→ **To be done**
Take the data below and repeat it exactly.

→ **Data shown**
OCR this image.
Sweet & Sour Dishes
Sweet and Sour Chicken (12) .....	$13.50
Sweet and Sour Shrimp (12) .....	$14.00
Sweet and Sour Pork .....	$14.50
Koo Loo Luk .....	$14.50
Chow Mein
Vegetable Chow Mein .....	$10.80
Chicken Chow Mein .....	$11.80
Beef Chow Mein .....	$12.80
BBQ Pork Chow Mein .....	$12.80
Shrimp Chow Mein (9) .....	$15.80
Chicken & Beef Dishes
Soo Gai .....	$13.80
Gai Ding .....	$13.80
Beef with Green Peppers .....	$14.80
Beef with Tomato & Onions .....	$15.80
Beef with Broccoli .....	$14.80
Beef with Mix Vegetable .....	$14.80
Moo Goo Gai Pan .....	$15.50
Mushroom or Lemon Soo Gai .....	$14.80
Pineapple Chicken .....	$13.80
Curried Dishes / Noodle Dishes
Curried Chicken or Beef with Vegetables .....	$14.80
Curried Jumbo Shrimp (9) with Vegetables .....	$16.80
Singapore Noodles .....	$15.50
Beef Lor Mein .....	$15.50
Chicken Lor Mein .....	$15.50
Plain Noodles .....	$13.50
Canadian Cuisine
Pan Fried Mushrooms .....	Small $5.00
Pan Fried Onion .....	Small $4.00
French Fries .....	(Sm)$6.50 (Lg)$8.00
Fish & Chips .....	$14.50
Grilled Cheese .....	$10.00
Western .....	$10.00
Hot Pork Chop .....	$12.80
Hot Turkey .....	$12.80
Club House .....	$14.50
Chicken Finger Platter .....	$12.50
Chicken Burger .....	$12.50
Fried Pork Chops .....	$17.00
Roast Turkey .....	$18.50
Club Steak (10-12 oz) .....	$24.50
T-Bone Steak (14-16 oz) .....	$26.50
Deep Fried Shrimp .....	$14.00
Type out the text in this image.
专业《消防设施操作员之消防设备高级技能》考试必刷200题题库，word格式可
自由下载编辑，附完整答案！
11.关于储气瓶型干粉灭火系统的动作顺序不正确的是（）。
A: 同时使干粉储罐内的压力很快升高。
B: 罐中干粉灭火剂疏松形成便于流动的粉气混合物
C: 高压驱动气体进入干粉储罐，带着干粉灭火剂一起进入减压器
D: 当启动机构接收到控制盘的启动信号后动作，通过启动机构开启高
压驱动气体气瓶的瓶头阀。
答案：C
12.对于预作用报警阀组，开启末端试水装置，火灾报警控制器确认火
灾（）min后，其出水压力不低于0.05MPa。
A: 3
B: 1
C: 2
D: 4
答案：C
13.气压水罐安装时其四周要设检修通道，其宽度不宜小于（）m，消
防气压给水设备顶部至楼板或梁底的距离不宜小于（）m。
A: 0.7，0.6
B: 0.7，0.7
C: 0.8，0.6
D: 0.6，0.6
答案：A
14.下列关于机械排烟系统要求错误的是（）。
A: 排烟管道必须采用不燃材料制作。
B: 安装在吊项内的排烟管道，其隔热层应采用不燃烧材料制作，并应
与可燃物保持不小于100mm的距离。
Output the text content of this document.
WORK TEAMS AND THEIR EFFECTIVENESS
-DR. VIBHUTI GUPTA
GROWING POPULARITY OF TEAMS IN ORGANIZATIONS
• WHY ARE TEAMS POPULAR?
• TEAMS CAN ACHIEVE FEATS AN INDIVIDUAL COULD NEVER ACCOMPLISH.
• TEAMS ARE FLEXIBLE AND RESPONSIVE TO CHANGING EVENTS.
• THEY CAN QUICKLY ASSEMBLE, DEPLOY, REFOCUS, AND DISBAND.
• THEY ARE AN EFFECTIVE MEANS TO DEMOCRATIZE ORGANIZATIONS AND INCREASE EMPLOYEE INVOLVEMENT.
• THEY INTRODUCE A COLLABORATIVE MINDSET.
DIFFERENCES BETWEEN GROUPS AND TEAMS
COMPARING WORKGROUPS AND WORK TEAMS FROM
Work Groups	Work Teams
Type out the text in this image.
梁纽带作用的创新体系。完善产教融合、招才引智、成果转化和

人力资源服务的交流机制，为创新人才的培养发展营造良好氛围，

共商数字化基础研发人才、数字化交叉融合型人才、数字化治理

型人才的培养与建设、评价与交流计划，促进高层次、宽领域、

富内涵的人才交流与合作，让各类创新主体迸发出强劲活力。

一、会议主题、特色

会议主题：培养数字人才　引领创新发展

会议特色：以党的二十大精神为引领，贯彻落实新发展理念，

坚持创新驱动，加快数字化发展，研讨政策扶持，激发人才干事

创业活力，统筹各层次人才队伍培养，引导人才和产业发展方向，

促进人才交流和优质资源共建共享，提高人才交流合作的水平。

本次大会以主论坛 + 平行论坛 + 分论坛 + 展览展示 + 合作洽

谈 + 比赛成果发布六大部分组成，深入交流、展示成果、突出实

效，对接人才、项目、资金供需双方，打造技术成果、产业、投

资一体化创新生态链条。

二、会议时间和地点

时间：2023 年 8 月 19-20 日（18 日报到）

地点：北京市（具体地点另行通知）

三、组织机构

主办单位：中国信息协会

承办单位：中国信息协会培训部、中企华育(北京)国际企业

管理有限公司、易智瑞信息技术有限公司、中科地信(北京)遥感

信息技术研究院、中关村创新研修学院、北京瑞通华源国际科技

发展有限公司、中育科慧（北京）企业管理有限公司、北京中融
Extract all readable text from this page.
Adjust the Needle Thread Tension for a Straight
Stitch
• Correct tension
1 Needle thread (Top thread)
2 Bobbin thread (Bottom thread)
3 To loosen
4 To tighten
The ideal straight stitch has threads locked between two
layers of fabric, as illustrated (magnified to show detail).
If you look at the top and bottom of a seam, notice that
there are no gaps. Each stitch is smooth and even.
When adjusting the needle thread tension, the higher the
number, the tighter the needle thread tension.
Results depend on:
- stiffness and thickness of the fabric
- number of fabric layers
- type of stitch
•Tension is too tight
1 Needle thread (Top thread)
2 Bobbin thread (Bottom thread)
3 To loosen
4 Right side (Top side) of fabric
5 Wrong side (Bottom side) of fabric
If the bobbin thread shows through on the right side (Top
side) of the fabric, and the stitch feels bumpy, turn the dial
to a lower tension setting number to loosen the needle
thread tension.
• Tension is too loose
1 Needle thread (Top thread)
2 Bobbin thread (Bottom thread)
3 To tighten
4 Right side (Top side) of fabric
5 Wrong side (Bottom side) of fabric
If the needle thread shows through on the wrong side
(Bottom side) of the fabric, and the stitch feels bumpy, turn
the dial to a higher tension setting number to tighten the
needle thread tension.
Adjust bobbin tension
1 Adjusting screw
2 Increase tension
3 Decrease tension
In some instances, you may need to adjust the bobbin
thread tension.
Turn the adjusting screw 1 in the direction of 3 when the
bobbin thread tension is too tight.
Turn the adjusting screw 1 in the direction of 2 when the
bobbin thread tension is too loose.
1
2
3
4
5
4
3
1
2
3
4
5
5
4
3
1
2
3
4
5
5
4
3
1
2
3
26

→ **Task output**
OCR this image.
Sweet & Sour Dishes
Sweet and Sour Chicken (12) .....	$13.50
Sweet and Sour Shrimp (12) .....	$14.00
Sweet and Sour Pork .....	$14.50
Koo Loo Luk .....	$14.50
Chow Mein
Vegetable Chow Mein .....	$10.80
Chicken Chow Mein .....	$11.80
Beef Chow Mein .....	$12.80
BBQ Pork Chow Mein .....	$12.80
Shrimp Chow Mein (9) .....	$15.80
Chicken & Beef Dishes
Soo Gai .....	$13.80
Gai Ding .....	$13.80
Beef with Green Peppers .....	$14.80
Beef with Tomato & Onions .....	$15.80
Beef with Broccoli .....	$14.80
Beef with Mix Vegetable .....	$14.80
Moo Goo Gai Pan .....	$15.50
Mushroom or Lemon Soo Gai .....	$14.80
Pineapple Chicken .....	$13.80
Curried Dishes / Noodle Dishes
Curried Chicken or Beef with Vegetables .....	$14.80
Curried Jumbo Shrimp (9) with Vegetables .....	$16.80
Singapore Noodles .....	$15.50
Beef Lor Mein .....	$15.50
Chicken Lor Mein .....	$15.50
Plain Noodles .....	$13.50
Canadian Cuisine
Pan Fried Mushrooms .....	Small $5.00
Pan Fried Onion .....	Small $4.00
French Fries .....	(Sm)$6.50 (Lg)$8.00
Fish & Chips .....	$14.50
Grilled Cheese .....	$10.00
Western .....	$10.00
Hot Pork Chop .....	$12.80
Hot Turkey .....	$12.80
Club House .....	$14.50
Chicken Finger Platter .....	$12.50
Chicken Burger .....	$12.50
Fried Pork Chops .....	$17.00
Roast Turkey .....	$18.50
Club Steak (10-12 oz) .....	$24.50
T-Bone Steak (14-16 oz) .....	$26.50
Deep Fried Shrimp .....	$14.00
Type out the text in this image.
专业《消防设施操作员之消防设备高级技能》考试必刷200题题库，word格式可
自由下载编辑，附完整答案！
11.关于储气瓶型干粉灭火系统的动作顺序不正确的是（）。
A: 同时使干粉储罐内的压力很快升高。
B: 罐中干粉灭火剂疏松形成便于流动的粉气混合物
C: 高压驱动气体进入干粉储罐，带着干粉灭火剂一起进入减压器
D: 当启动机构接收到控制盘的启动信号后动作，通过启动机构开启高
压驱动气体气瓶的瓶头阀。
答案：C
12.对于预作用报警阀组，开启末端试水装置，火灾报警控制器确认火
灾（）min后，其出水压力不低于0.05MPa。
A: 3
B: 1
C: 2
D: 4
答案：C
13.气压水罐安装时其四周要设检修通道，其宽度不宜小于（）m，消
防气压给水设备顶部至楼板或梁底的距离不宜小于（）m。
A: 0.7，0.6
B: 0.7，0.7
C: 0.8，0.6
D: 0.6，0.6
答案：A
14.下列关于机械排烟系统要求错误的是（）。
A: 排烟管道必须采用不燃材料制作。
B: 安装在吊项内的排烟管道，其隔热层应采用不燃烧材料制作，并应
与可燃物保持不小于100mm的距离。
Output the text content of this document.
WORK TEAMS AND THEIR EFFECTIVENESS
-DR. VIBHUTI GUPTA
GROWING POPULARITY OF TEAMS IN ORGANIZATIONS
• WHY ARE TEAMS POPULAR?
• TEAMS CAN ACHIEVE FEATS AN INDIVIDUAL COULD NEVER ACCOMPLISH.
• TEAMS ARE FLEXIBLE AND RESPONSIVE TO CHANGING EVENTS.
• THEY CAN QUICKLY ASSEMBLE, DEPLOY, REFOCUS, AND DISBAND.
• THEY ARE AN EFFECTIVE MEANS TO DEMOCRATIZE ORGANIZATIONS AND INCREASE EMPLOYEE INVOLVEMENT.
• THEY INTRODUCE A COLLABORATIVE MINDSET.
DIFFERENCES BETWEEN GROUPS AND TEAMS
COMPARING WORKGROUPS AND WORK TEAMS FROM
Work Groups	Work Teams
Type out the text in this image.
梁纽带作用的创新体系。完善产教融合、招才引智、成果转化和

人力资源服务的交流机制，为创新人才的培养发展营造良好氛围，

共商数字化基础研发人才、数字化交叉融合型人才、数字化治理

型人才的培养与建设、评价与交流计划，促进高层次、宽领域、

富内涵的人才交流与合作，让各类创新主体迸发出强劲活力。

一、会议主题、特色

会议主题：培养数字人才　引领创新发展

会议特色：以党的二十大精神为引领，贯彻落实新发展理念，

坚持创新驱动，加快数字化发展，研讨政策扶持，激发人才干事

创业活力，统筹各层次人才队伍培养，引导人才和产业发展方向，

促进人才交流和优质资源共建共享，提高人才交流合作的水平。

本次大会以主论坛 + 平行论坛 + 分论坛 + 展览展示 + 合作洽

谈 + 比赛成果发布六大部分组成，深入交流、展示成果、突出实

效，对接人才、项目、资金供需双方，打造技术成果、产业、投

资一体化创新生态链条。

二、会议时间和地点

时间：2023 年 8 月 19-20 日（18 日报到）

地点：北京市（具体地点另行通知）

三、组织机构

主办单位：中国信息协会

承办单位：中国信息协会培训部、中企华育(北京)国际企业

管理有限公司、易智瑞信息技术有限公司、中科地信(北京)遥感

信息技术研究院、中关村创新研修学院、北京瑞通华源国际科技

发展有限公司、中育科慧（北京）企业管理有限公司、北京中融
Extract all readable text from this page.
Adjust the Needle Thread Tension for a Straight
Stitch
• Correct tension
1 Needle thread (Top thread)
2 Bobbin thread (Bottom thread)
3 To loosen
4 To tighten
The ideal straight stitch has threads locked between two
layers of fabric, as illustrated (magnified to show detail).
If you look at the top and bottom of a seam, notice that
there are no gaps. Each stitch is smooth and even.
When adjusting the needle thread tension, the higher the
number, the tighter the needle thread tension.
Results depend on:
- stiffness and thickness of the fabric
- number of fabric layers
- type of stitch
•Tension is too tight
1 Needle thread (Top thread)
2 Bobbin thread (Bottom thread)
3 To loosen
4 Right side (Top side) of fabric
5 Wrong side (Bottom side) of fabric
If the bobbin thread shows through on the right side (Top
side) of the fabric, and the stitch feels bumpy, turn the dial
to a lower tension setting number to loosen the needle
thread tension.
• Tension is too loose
1 Needle thread (Top thread)
2 Bobbin thread (Bottom thread)
3 To tighten
4 Right side (Top side) of fabric
5 Wrong side (Bottom side) of fabric
If the needle thread shows through on the wrong side
(Bottom side) of the fabric, and the stitch feels bumpy, turn
the dial to a higher tension setting number to tighten the
needle thread tension.
Adjust bobbin tension
1 Adjusting screw
2 Increase tension
3 Decrease tension
In some instances, you may need to adjust the bobbin
thread tension.
Turn the adjusting screw 1 in the direction of 3 when the
bobbin thread tension is too tight.
Turn the adjusting screw 1 in the direction of 2 when the
bobbin thread tension is too loose.
1
2
3
4
5
4
3
1
2
3
4
5
5
4
3
1
2
3
4
5
5
4
3
1
2
3
26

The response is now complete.